Chart and figure data |
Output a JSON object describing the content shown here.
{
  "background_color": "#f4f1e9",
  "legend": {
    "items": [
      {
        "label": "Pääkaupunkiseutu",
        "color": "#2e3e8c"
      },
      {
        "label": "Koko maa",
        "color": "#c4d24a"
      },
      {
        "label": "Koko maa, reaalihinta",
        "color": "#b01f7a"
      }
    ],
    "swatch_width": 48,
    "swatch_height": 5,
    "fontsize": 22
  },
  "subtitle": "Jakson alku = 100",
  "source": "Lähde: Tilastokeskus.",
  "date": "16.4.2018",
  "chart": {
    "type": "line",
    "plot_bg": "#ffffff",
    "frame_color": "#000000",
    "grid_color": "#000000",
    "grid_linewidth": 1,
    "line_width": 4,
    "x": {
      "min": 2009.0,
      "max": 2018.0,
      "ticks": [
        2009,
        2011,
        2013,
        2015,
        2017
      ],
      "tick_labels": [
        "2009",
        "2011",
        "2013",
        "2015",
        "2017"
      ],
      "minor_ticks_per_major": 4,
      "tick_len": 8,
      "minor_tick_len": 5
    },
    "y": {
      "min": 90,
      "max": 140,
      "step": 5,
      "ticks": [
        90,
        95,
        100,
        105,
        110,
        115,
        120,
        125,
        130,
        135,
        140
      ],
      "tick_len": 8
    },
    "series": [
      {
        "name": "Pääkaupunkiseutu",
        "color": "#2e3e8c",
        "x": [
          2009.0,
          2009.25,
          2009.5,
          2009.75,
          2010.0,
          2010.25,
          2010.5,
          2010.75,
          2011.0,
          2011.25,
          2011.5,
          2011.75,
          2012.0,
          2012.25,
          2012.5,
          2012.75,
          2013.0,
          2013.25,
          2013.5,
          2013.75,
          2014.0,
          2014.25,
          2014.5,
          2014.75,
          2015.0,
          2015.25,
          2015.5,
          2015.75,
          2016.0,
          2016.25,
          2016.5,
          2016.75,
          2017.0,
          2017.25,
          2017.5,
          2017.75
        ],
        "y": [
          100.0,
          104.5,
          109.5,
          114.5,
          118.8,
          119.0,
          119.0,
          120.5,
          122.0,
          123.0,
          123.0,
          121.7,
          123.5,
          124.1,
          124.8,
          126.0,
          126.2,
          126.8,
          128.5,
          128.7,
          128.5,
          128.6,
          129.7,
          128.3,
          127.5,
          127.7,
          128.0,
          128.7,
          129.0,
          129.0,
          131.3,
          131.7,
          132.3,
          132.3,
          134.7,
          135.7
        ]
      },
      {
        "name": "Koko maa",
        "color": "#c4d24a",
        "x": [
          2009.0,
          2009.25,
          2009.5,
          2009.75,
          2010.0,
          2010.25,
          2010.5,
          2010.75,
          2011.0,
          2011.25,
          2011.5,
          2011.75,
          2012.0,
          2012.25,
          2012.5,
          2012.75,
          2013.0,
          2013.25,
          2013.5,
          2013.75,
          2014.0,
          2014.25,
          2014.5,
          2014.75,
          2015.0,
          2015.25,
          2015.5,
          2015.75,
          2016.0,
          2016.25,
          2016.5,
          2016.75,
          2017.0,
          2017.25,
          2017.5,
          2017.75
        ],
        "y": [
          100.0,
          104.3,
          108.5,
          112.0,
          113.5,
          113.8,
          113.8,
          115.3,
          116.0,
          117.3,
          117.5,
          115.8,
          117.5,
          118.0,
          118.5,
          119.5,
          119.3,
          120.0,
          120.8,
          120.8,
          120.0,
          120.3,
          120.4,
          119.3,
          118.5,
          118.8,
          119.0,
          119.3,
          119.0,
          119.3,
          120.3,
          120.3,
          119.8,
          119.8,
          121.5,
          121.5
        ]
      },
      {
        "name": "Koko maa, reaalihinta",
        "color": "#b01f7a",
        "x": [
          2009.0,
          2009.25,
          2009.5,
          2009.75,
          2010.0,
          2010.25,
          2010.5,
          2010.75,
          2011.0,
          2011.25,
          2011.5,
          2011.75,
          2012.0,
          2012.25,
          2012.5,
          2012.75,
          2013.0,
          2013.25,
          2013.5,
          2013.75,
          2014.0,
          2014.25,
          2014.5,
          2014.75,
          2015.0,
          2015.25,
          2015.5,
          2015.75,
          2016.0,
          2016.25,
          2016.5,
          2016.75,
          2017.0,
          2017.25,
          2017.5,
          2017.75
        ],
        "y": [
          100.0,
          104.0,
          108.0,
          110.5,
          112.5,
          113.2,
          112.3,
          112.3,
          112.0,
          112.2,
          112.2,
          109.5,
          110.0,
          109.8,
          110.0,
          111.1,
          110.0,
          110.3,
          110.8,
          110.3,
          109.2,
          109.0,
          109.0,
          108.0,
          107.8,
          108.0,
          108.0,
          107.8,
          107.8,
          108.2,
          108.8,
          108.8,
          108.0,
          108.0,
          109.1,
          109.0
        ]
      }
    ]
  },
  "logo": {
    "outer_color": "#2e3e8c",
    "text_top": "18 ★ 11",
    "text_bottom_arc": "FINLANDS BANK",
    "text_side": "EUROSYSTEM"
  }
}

YOUR OBJECTIVE |
Reproduce the entries above exactly.

COMPLETE OUTPUT |
Output a JSON object describing the content shown here.
{
  "background_color": "#f4f1e9",
  "legend": {
    "items": [
      {
        "label": "Pääkaupunkiseutu",
        "color": "#2e3e8c"
      },
      {
        "label": "Koko maa",
        "color": "#c4d24a"
      },
      {
        "label": "Koko maa, reaalihinta",
        "color": "#b01f7a"
      }
    ],
    "swatch_width": 48,
    "swatch_height": 5,
    "fontsize": 22
  },
  "subtitle": "Jakson alku = 100",
  "source": "Lähde: Tilastokeskus.",
  "date": "16.4.2018",
  "chart": {
    "type": "line",
    "plot_bg": "#ffffff",
    "frame_color": "#000000",
    "grid_color": "#000000",
    "grid_linewidth": 1,
    "line_width": 4,
    "x": {
      "min": 2009.0,
      "max": 2018.0,
      "ticks": [
        2009,
        2011,
        2013,
        2015,
        2017
      ],
      "tick_labels": [
        "2009",
        "2011",
        "2013",
        "2015",
        "2017"
      ],
      "minor_ticks_per_major": 4,
      "tick_len": 8,
      "minor_tick_len": 5
    },
    "y": {
      "min": 90,
      "max": 140,
      "step": 5,
      "ticks": [
        90,
        95,
        100,
        105,
        110,
        115,
        120,
        125,
        130,
        135,
        140
      ],
      "tick_len": 8
    },
    "series": [
      {
        "name": "Pääkaupunkiseutu",
        "color": "#2e3e8c",
        "x": [
          2009.0,
          2009.25,
          2009.5,
          2009.75,
          2010.0,
          2010.25,
          2010.5,
          2010.75,
          2011.0,
          2011.25,
          2011.5,
          2011.75,
          2012.0,
          2012.25,
          2012.5,
          2012.75,
          2013.0,
          2013.25,
          2013.5,
          2013.75,
          2014.0,
          2014.25,
          2014.5,
          2014.75,
          2015.0,
          2015.25,
          2015.5,
          2015.75,
          2016.0,
          2016.25,
          2016.5,
          2016.75,
          2017.0,
          2017.25,
          2017.5,
          2017.75
        ],
        "y": [
          100.0,
          104.5,
          109.5,
          114.5,
          118.8,
          119.0,
          119.0,
          120.5,
          122.0,
          123.0,
          123.0,
          121.7,
          123.5,
          124.1,
          124.8,
          126.0,
          126.2,
          126.8,
          128.5,
          128.7,
          128.5,
          128.6,
          129.7,
          128.3,
          127.5,
          127.7,
          128.0,
          128.7,
          129.0,
          129.0,
          131.3,
          131.7,
          132.3,
          132.3,
          134.7,
          135.7
        ]
      },
      {
        "name": "Koko maa",
        "color": "#c4d24a",
        "x": [
          2009.0,
          2009.25,
          2009.5,
          2009.75,
          2010.0,
          2010.25,
          2010.5,
          2010.75,
          2011.0,
          2011.25,
          2011.5,
          2011.75,
          2012.0,
          2012.25,
          2012.5,
          2012.75,
          2013.0,
          2013.25,
          2013.5,
          2013.75,
          2014.0,
          2014.25,
          2014.5,
          2014.75,
          2015.0,
          2015.25,
          2015.5,
          2015.75,
          2016.0,
          2016.25,
          2016.5,
          2016.75,
          2017.0,
          2017.25,
          2017.5,
          2017.75
        ],
        "y": [
          100.0,
          104.3,
          108.5,
          112.0,
          113.5,
          113.8,
          113.8,
          115.3,
          116.0,
          117.3,
          117.5,
          115.8,
          117.5,
          118.0,
          118.5,
          119.5,
          119.3,
          120.0,
          120.8,
          120.8,
          120.0,
          120.3,
          120.4,
          119.3,
          118.5,
          118.8,
          119.0,
          119.3,
          119.0,
          119.3,
          120.3,
          120.3,
          119.8,
          119.8,
          121.5,
          121.5
        ]
      },
      {
        "name": "Koko maa, reaalihinta",
        "color": "#b01f7a",
        "x": [
          2009.0,
          2009.25,
          2009.5,
          2009.75,
          2010.0,
          2010.25,
          2010.5,
          2010.75,
          2011.0,
          2011.25,
          2011.5,
          2011.75,
          2012.0,
          2012.25,
          2012.5,
          2012.75,
          2013.0,
          2013.25,
          2013.5,
          2013.75,
          2014.0,
          2014.25,
          2014.5,
          2014.75,
          2015.0,
          2015.25,
          2015.5,
          2015.75,
          2016.0,
          2016.25,
          2016.5,
          2016.75,
          2017.0,
          2017.25,
          2017.5,
          2017.75
        ],
        "y": [
          100.0,
          104.0,
          108.0,
          110.5,
          112.5,
          113.2,
          112.3,
          112.3,
          112.0,
          112.2,
          112.2,
          109.5,
          110.0,
          109.8,
          110.0,
          111.1,
          110.0,
          110.3,
          110.8,
          110.3,
          109.2,
          109.0,
          109.0,
          108.0,
          107.8,
          108.0,
          108.0,
          107.8,
          107.8,
          108.2,
          108.8,
          108.8,
          108.0,
          108.0,
          109.1,
          109.0
        ]
      }
    ]
  },
  "logo": {
    "outer_color": "#2e3e8c",
    "text_top": "18 ★ 11",
    "text_bottom_arc": "FINLANDS BANK",
    "text_side": "EUROSYSTEM"
  }
}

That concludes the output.